> **Set problem**
Records follow. Copy every line with "КРОУ".

==============================

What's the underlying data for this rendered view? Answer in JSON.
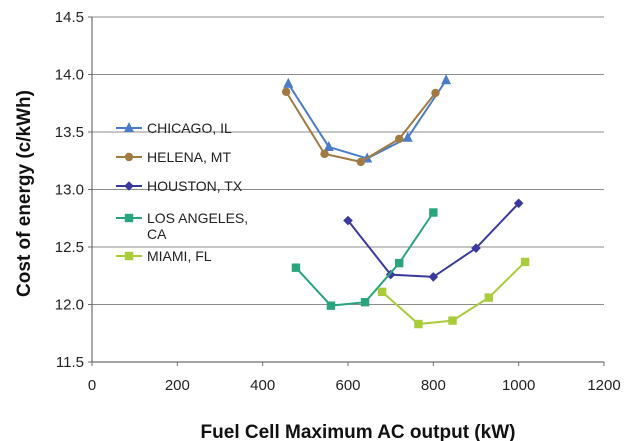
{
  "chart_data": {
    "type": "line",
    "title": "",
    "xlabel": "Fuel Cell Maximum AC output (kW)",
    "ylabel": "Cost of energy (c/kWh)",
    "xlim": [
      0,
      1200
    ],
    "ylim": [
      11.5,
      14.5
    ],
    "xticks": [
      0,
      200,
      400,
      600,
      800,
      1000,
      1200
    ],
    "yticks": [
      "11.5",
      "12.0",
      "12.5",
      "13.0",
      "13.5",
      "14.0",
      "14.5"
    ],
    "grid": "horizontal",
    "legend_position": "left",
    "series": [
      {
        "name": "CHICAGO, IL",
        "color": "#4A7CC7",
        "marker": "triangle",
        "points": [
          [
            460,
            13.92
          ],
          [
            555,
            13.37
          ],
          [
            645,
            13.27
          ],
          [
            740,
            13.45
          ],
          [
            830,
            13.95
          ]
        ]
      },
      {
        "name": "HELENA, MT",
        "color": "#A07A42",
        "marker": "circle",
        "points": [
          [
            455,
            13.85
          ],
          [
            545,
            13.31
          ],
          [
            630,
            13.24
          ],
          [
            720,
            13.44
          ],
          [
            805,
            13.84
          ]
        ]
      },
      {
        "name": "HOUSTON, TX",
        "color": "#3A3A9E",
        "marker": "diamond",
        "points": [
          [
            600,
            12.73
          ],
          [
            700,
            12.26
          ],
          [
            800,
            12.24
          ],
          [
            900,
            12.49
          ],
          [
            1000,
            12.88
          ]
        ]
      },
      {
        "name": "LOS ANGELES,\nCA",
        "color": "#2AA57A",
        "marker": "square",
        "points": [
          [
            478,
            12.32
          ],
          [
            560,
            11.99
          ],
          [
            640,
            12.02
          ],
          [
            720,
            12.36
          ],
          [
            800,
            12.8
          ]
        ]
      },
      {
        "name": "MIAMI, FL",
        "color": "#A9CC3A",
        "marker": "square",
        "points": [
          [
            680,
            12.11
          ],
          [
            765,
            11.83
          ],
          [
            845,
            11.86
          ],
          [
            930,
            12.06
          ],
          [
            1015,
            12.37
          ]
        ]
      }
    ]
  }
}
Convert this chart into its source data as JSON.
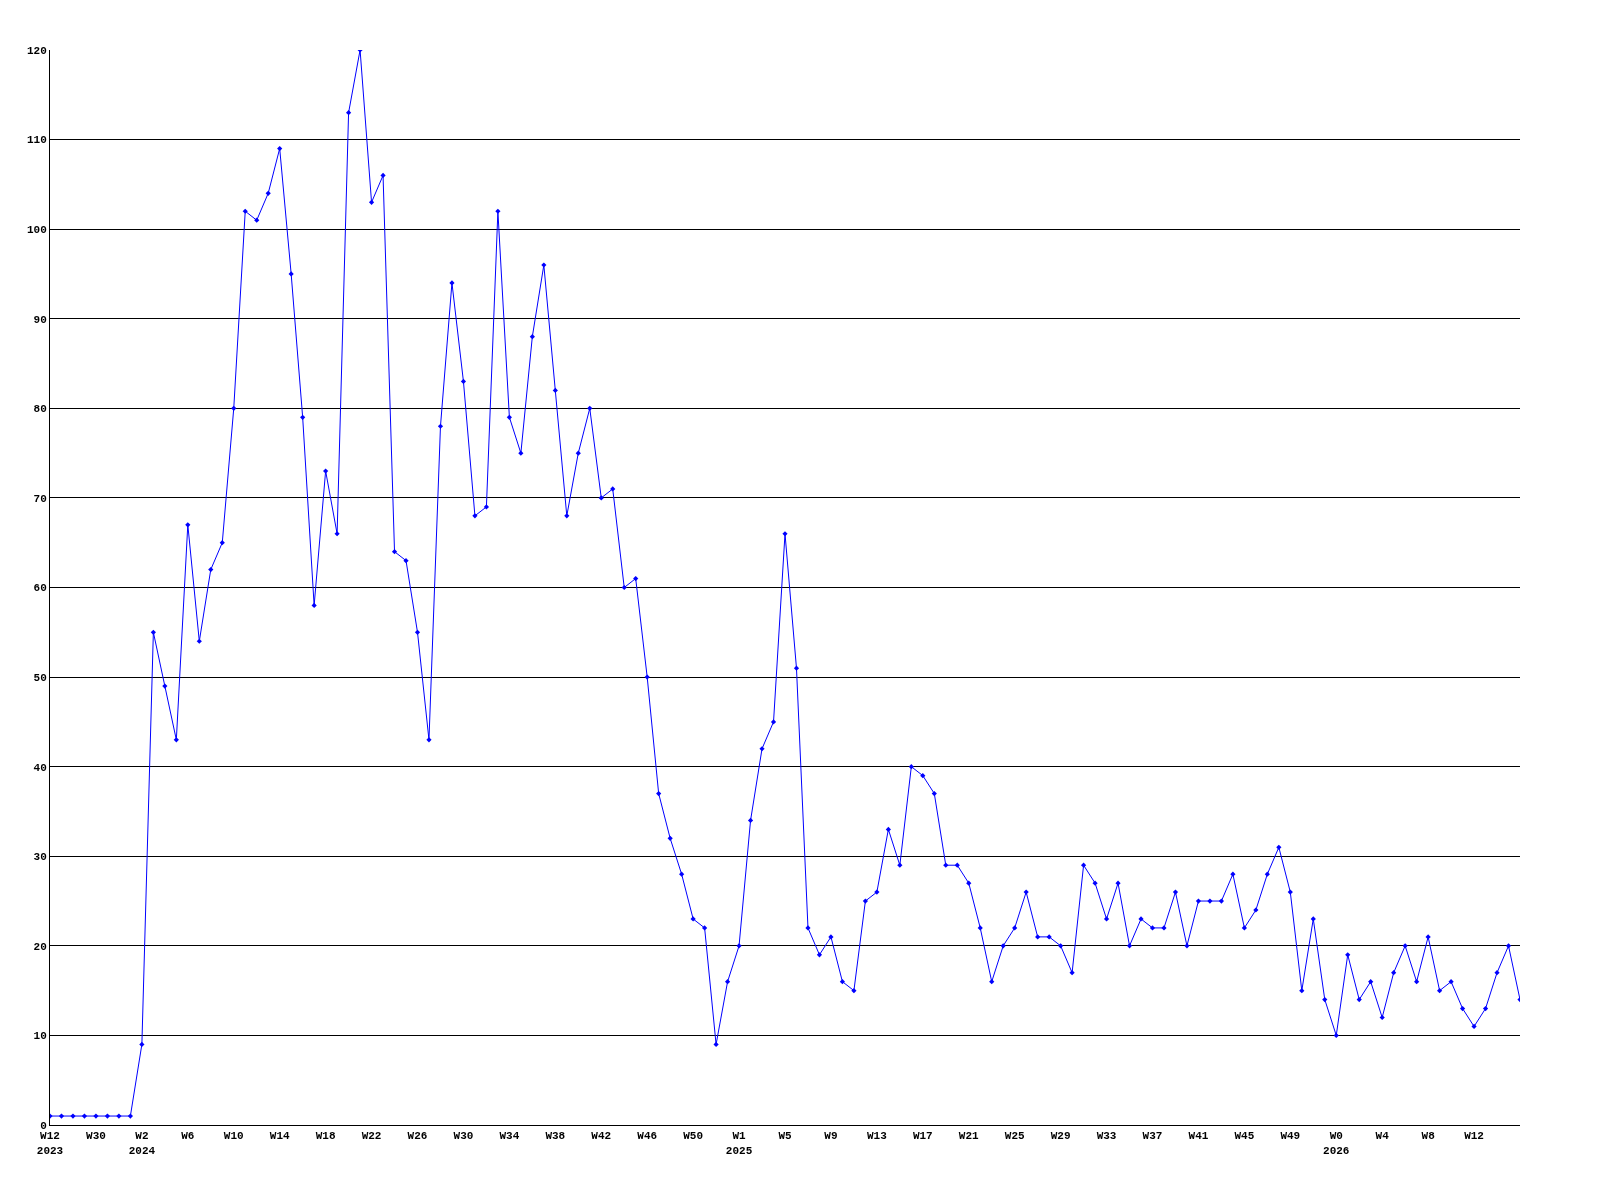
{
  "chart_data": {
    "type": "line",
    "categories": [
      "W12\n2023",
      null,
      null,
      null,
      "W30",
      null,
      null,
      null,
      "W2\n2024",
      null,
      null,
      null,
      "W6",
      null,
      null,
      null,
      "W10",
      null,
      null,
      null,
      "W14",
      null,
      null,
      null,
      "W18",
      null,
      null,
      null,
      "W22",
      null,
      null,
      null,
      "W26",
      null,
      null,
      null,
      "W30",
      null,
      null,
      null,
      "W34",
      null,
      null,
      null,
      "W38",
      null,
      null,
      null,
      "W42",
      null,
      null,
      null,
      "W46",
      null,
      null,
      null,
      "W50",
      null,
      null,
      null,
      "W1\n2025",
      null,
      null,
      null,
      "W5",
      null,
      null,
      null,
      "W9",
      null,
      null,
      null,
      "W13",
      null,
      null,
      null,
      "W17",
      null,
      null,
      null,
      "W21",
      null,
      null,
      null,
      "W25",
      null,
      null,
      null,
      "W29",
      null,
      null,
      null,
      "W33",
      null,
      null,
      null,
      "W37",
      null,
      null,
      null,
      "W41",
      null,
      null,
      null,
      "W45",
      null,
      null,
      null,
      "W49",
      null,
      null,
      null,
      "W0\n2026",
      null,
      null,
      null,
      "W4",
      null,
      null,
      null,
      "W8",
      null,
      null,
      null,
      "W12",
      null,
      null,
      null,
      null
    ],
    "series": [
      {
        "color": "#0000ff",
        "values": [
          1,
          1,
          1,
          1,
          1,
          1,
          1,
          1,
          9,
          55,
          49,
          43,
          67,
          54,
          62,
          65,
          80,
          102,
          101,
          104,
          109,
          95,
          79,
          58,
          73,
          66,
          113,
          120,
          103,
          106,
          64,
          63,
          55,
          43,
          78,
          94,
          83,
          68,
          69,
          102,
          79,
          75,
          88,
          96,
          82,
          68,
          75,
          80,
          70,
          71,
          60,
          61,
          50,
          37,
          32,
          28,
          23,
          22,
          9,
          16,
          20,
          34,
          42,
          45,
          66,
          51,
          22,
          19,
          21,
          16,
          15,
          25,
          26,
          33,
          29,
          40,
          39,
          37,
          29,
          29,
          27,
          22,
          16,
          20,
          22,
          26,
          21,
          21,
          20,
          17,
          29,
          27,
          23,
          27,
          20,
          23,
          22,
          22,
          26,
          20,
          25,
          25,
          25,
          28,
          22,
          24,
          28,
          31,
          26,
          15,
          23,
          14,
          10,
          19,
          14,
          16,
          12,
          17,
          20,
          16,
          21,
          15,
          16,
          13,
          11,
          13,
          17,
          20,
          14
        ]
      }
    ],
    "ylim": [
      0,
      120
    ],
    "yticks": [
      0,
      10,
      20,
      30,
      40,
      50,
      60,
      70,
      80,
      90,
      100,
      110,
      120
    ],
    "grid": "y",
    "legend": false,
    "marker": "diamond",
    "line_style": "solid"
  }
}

==============================

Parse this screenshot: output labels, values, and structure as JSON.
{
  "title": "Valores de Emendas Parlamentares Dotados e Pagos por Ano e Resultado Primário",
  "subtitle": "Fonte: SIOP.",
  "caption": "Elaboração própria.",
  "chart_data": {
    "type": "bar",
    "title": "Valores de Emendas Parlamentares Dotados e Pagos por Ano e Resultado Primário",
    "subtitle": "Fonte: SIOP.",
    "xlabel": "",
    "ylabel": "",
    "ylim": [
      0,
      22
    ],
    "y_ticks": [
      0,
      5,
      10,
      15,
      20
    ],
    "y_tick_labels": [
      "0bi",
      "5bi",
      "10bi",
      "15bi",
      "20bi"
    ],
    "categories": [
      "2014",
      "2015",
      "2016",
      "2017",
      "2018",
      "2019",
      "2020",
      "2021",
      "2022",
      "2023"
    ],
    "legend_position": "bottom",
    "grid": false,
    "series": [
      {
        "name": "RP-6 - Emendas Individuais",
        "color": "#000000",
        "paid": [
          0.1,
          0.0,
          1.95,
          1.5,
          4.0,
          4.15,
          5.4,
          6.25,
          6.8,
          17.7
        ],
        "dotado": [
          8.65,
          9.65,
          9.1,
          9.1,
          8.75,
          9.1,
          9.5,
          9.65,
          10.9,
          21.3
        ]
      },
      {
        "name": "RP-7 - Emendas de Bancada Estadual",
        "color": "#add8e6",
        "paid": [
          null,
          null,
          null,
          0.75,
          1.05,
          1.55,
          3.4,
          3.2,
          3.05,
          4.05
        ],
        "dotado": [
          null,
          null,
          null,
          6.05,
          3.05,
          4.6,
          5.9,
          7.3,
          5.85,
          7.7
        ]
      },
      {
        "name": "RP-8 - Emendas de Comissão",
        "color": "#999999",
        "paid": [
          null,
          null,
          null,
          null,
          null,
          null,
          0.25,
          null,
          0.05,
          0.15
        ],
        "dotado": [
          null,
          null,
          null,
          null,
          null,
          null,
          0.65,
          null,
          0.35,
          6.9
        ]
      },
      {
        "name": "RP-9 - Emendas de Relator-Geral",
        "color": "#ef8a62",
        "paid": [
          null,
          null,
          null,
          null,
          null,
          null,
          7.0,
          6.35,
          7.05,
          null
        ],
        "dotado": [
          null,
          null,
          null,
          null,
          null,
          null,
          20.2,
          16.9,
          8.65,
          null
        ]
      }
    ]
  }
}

==============================

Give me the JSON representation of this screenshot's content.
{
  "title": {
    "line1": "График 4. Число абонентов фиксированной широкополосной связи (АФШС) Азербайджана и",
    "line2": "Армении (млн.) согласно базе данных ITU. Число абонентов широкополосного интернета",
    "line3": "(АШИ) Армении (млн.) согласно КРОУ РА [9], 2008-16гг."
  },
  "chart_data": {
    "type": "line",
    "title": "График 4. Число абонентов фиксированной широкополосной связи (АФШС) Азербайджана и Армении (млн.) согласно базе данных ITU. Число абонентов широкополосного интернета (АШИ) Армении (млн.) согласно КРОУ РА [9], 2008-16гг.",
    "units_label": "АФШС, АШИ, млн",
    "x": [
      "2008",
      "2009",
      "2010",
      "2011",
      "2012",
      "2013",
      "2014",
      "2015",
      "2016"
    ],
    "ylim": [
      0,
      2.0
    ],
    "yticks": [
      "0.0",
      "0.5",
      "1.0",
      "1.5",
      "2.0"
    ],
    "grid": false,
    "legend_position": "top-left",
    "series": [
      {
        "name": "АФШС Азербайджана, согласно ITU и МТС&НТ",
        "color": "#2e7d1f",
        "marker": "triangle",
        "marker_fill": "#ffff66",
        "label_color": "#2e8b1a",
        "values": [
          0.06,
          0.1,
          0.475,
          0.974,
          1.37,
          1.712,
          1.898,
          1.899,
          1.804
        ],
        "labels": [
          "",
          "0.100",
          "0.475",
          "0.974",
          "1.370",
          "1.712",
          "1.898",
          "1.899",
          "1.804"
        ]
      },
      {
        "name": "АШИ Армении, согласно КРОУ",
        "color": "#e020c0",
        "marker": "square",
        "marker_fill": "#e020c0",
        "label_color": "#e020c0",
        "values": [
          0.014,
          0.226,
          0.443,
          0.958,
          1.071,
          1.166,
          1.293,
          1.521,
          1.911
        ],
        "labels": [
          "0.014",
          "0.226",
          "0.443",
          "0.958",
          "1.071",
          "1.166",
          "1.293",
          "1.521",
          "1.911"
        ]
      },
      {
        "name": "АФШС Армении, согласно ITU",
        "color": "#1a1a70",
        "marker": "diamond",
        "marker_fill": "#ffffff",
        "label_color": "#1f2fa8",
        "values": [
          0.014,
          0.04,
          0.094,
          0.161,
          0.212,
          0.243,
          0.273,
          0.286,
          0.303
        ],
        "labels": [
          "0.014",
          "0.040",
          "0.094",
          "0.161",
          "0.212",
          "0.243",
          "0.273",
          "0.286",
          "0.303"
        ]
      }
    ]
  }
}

==============================

> **Answer for the task**
    "line3": "(АШИ) Армении (млн.) согласно КРОУ РА [9], 2008-16гг."
    "title": "График 4. Число абонентов фиксированной широкополосной связи (АФШС) Азербайджана и Армении (млн.) согласно базе данных ITU. Число абонентов широкополосного интернета (АШИ) Армении (млн.) согласно КРОУ РА [9], 2008-16гг.",
        "name": "АШИ Армении, согласно КРОУ",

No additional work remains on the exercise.